• WHAT IS ASKED
The entries that follow should be written out exactly.

• RECORD EXCERPTS
◆ ◆ ◆ ◆ ◆
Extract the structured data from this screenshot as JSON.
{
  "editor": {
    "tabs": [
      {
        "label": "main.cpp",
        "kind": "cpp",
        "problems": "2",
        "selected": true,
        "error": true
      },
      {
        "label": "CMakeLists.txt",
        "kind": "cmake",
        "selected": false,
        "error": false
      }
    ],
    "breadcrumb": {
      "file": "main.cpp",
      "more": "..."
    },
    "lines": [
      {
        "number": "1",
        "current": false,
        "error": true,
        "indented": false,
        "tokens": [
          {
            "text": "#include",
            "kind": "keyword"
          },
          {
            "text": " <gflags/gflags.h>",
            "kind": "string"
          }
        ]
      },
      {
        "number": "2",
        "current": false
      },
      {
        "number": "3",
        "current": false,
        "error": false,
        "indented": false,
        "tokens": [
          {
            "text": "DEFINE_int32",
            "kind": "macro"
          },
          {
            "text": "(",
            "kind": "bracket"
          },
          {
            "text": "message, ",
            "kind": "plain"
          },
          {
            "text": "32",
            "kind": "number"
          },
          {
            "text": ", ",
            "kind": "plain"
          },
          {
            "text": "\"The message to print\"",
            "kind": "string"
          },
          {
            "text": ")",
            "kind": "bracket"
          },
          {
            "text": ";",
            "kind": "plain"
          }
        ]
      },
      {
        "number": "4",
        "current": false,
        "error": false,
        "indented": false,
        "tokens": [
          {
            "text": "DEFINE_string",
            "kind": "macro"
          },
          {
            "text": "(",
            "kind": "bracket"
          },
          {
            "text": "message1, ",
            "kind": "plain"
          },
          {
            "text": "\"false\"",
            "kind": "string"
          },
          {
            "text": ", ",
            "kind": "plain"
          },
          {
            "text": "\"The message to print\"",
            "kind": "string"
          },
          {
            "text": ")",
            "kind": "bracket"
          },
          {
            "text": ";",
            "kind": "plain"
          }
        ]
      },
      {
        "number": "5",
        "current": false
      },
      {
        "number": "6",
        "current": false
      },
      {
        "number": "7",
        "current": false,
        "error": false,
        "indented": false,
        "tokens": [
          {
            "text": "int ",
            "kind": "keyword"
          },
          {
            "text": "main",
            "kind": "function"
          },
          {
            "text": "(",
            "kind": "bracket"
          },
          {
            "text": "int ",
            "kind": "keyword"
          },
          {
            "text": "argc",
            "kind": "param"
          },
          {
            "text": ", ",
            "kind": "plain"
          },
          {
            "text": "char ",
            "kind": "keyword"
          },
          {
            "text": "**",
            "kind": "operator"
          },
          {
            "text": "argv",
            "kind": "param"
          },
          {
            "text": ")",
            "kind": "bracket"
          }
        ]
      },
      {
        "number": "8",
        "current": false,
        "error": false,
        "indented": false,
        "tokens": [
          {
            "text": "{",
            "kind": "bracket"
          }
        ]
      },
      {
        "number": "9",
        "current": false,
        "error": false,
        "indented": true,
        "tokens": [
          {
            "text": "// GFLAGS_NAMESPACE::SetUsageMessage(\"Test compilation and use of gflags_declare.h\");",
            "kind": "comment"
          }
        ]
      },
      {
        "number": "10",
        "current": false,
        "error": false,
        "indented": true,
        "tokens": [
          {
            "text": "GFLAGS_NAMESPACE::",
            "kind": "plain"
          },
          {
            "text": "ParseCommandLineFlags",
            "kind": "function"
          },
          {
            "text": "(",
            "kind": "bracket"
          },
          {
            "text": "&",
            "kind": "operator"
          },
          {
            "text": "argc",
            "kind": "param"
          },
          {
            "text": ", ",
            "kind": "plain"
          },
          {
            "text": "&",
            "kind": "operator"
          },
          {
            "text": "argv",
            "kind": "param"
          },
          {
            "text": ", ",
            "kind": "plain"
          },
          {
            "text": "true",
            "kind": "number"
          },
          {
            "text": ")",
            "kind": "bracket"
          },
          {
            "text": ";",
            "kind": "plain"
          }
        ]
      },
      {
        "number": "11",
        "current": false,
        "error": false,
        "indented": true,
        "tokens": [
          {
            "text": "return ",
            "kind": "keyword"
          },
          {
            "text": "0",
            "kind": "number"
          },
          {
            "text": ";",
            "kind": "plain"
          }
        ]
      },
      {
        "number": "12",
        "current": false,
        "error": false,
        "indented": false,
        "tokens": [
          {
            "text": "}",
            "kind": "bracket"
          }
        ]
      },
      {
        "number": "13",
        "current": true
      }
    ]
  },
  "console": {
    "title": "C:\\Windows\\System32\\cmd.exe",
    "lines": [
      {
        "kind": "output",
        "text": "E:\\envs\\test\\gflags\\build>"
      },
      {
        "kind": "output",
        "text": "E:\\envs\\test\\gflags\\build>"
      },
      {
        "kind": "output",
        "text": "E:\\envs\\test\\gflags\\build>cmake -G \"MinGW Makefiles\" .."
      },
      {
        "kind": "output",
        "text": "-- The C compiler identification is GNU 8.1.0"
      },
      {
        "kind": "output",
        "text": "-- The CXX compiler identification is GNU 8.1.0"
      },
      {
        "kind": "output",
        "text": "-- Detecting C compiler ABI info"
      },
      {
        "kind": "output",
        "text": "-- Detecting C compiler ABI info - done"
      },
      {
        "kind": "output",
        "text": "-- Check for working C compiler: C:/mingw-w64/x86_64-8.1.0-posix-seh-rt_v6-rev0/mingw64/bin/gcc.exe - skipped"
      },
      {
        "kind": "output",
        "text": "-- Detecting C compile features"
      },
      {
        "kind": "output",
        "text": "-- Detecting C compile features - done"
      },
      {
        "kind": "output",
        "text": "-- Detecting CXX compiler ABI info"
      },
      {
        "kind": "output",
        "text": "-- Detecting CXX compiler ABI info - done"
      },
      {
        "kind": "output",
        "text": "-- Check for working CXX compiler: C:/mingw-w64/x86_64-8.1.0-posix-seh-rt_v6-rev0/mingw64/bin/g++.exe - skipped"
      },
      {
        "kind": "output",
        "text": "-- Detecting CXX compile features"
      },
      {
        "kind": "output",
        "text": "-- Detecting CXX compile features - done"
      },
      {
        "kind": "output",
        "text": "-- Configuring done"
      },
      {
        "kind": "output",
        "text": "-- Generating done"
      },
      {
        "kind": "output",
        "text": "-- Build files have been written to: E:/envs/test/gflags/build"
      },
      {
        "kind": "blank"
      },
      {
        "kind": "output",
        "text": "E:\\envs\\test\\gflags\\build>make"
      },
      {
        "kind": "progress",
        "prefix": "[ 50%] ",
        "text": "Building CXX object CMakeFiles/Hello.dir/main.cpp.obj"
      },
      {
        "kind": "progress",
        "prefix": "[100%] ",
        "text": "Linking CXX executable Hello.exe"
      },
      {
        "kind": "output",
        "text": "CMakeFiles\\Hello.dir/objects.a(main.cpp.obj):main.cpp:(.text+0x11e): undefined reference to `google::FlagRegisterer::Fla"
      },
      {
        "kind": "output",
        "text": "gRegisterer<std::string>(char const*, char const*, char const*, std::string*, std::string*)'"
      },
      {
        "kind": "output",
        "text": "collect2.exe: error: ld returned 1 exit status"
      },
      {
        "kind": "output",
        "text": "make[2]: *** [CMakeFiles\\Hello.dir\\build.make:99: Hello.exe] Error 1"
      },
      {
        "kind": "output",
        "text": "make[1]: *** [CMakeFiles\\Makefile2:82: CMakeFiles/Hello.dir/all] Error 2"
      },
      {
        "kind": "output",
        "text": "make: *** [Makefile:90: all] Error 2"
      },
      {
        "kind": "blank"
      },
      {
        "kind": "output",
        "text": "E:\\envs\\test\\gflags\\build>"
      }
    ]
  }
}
◆ ◆ ◆ ◆ ◆
• RESULT OF THIS TASK
Extract the structured data from this screenshot as JSON.
{
  "editor": {
    "tabs": [
      {
        "label": "main.cpp",
        "kind": "cpp",
        "problems": "2",
        "selected": true,
        "error": true
      },
      {
        "label": "CMakeLists.txt",
        "kind": "cmake",
        "selected": false,
        "error": false
      }
    ],
    "breadcrumb": {
      "file": "main.cpp",
      "more": "..."
    },
    "lines": [
      {
        "number": "1",
        "current": false,
        "error": true,
        "indented": false,
        "tokens": [
          {
            "text": "#include",
            "kind": "keyword"
          },
          {
            "text": " <gflags/gflags.h>",
            "kind": "string"
          }
        ]
      },
      {
        "number": "2",
        "current": false
      },
      {
        "number": "3",
        "current": false,
        "error": false,
        "indented": false,
        "tokens": [
          {
            "text": "DEFINE_int32",
            "kind": "macro"
          },
          {
            "text": "(",
            "kind": "bracket"
          },
          {
            "text": "message, ",
            "kind": "plain"
          },
          {
            "text": "32",
            "kind": "number"
          },
          {
            "text": ", ",
            "kind": "plain"
          },
          {
            "text": "\"The message to print\"",
            "kind": "string"
          },
          {
            "text": ")",
            "kind": "bracket"
          },
          {
            "text": ";",
            "kind": "plain"
          }
        ]
      },
      {
        "number": "4",
        "current": false,
        "error": false,
        "indented": false,
        "tokens": [
          {
            "text": "DEFINE_string",
            "kind": "macro"
          },
          {
            "text": "(",
            "kind": "bracket"
          },
          {
            "text": "message1, ",
            "kind": "plain"
          },
          {
            "text": "\"false\"",
            "kind": "string"
          },
          {
            "text": ", ",
            "kind": "plain"
          },
          {
            "text": "\"The message to print\"",
            "kind": "string"
          },
          {
            "text": ")",
            "kind": "bracket"
          },
          {
            "text": ";",
            "kind": "plain"
          }
        ]
      },
      {
        "number": "5",
        "current": false
      },
      {
        "number": "6",
        "current": false
      },
      {
        "number": "7",
        "current": false,
        "error": false,
        "indented": false,
        "tokens": [
          {
            "text": "int ",
            "kind": "keyword"
          },
          {
            "text": "main",
            "kind": "function"
          },
          {
            "text": "(",
            "kind": "bracket"
          },
          {
            "text": "int ",
            "kind": "keyword"
          },
          {
            "text": "argc",
            "kind": "param"
          },
          {
            "text": ", ",
            "kind": "plain"
          },
          {
            "text": "char ",
            "kind": "keyword"
          },
          {
            "text": "**",
            "kind": "operator"
          },
          {
            "text": "argv",
            "kind": "param"
          },
          {
            "text": ")",
            "kind": "bracket"
          }
        ]
      },
      {
        "number": "8",
        "current": false,
        "error": false,
        "indented": false,
        "tokens": [
          {
            "text": "{",
            "kind": "bracket"
          }
        ]
      },
      {
        "number": "9",
        "current": false,
        "error": false,
        "indented": true,
        "tokens": [
          {
            "text": "// GFLAGS_NAMESPACE::SetUsageMessage(\"Test compilation and use of gflags_declare.h\");",
            "kind": "comment"
          }
        ]
      },
      {
        "number": "10",
        "current": false,
        "error": false,
        "indented": true,
        "tokens": [
          {
            "text": "GFLAGS_NAMESPACE::",
            "kind": "plain"
          },
          {
            "text": "ParseCommandLineFlags",
            "kind": "function"
          },
          {
            "text": "(",
            "kind": "bracket"
          },
          {
            "text": "&",
            "kind": "operator"
          },
          {
            "text": "argc",
            "kind": "param"
          },
          {
            "text": ", ",
            "kind": "plain"
          },
          {
            "text": "&",
            "kind": "operator"
          },
          {
            "text": "argv",
            "kind": "param"
          },
          {
            "text": ", ",
            "kind": "plain"
          },
          {
            "text": "true",
            "kind": "number"
          },
          {
            "text": ")",
            "kind": "bracket"
          },
          {
            "text": ";",
            "kind": "plain"
          }
        ]
      },
      {
        "number": "11",
        "current": false,
        "error": false,
        "indented": true,
        "tokens": [
          {
            "text": "return ",
            "kind": "keyword"
          },
          {
            "text": "0",
            "kind": "number"
          },
          {
            "text": ";",
            "kind": "plain"
          }
        ]
      },
      {
        "number": "12",
        "current": false,
        "error": false,
        "indented": false,
        "tokens": [
          {
            "text": "}",
            "kind": "bracket"
          }
        ]
      },
      {
        "number": "13",
        "current": true
      }
    ]
  },
  "console": {
    "title": "C:\\Windows\\System32\\cmd.exe",
    "lines": [
      {
        "kind": "output",
        "text": "E:\\envs\\test\\gflags\\build>"
      },
      {
        "kind": "output",
        "text": "E:\\envs\\test\\gflags\\build>"
      },
      {
        "kind": "output",
        "text": "E:\\envs\\test\\gflags\\build>cmake -G \"MinGW Makefiles\" .."
      },
      {
        "kind": "output",
        "text": "-- The C compiler identification is GNU 8.1.0"
      },
      {
        "kind": "output",
        "text": "-- The CXX compiler identification is GNU 8.1.0"
      },
      {
        "kind": "output",
        "text": "-- Detecting C compiler ABI info"
      },
      {
        "kind": "output",
        "text": "-- Detecting C compiler ABI info - done"
      },
      {
        "kind": "output",
        "text": "-- Check for working C compiler: C:/mingw-w64/x86_64-8.1.0-posix-seh-rt_v6-rev0/mingw64/bin/gcc.exe - skipped"
      },
      {
        "kind": "output",
        "text": "-- Detecting C compile features"
      },
      {
        "kind": "output",
        "text": "-- Detecting C compile features - done"
      },
      {
        "kind": "output",
        "text": "-- Detecting CXX compiler ABI info"
      },
      {
        "kind": "output",
        "text": "-- Detecting CXX compiler ABI info - done"
      },
      {
        "kind": "output",
        "text": "-- Check for working CXX compiler: C:/mingw-w64/x86_64-8.1.0-posix-seh-rt_v6-rev0/mingw64/bin/g++.exe - skipped"
      },
      {
        "kind": "output",
        "text": "-- Detecting CXX compile features"
      },
      {
        "kind": "output",
        "text": "-- Detecting CXX compile features - done"
      },
      {
        "kind": "output",
        "text": "-- Configuring done"
      },
      {
        "kind": "output",
        "text": "-- Generating done"
      },
      {
        "kind": "output",
        "text": "-- Build files have been written to: E:/envs/test/gflags/build"
      },
      {
        "kind": "blank"
      },
      {
        "kind": "output",
        "text": "E:\\envs\\test\\gflags\\build>make"
      },
      {
        "kind": "progress",
        "prefix": "[ 50%] ",
        "text": "Building CXX object CMakeFiles/Hello.dir/main.cpp.obj"
      },
      {
        "kind": "progress",
        "prefix": "[100%] ",
        "text": "Linking CXX executable Hello.exe"
      },
      {
        "kind": "output",
        "text": "CMakeFiles\\Hello.dir/objects.a(main.cpp.obj):main.cpp:(.text+0x11e): undefined reference to `google::FlagRegisterer::Fla"
      },
      {
        "kind": "output",
        "text": "gRegisterer<std::string>(char const*, char const*, char const*, std::string*, std::string*)'"
      },
      {
        "kind": "output",
        "text": "collect2.exe: error: ld returned 1 exit status"
      },
      {
        "kind": "output",
        "text": "make[2]: *** [CMakeFiles\\Hello.dir\\build.make:99: Hello.exe] Error 1"
      },
      {
        "kind": "output",
        "text": "make[1]: *** [CMakeFiles\\Makefile2:82: CMakeFiles/Hello.dir/all] Error 2"
      },
      {
        "kind": "output",
        "text": "make: *** [Makefile:90: all] Error 2"
      },
      {
        "kind": "blank"
      },
      {
        "kind": "output",
        "text": "E:\\envs\\test\\gflags\\build>"
      }
    ]
  }
}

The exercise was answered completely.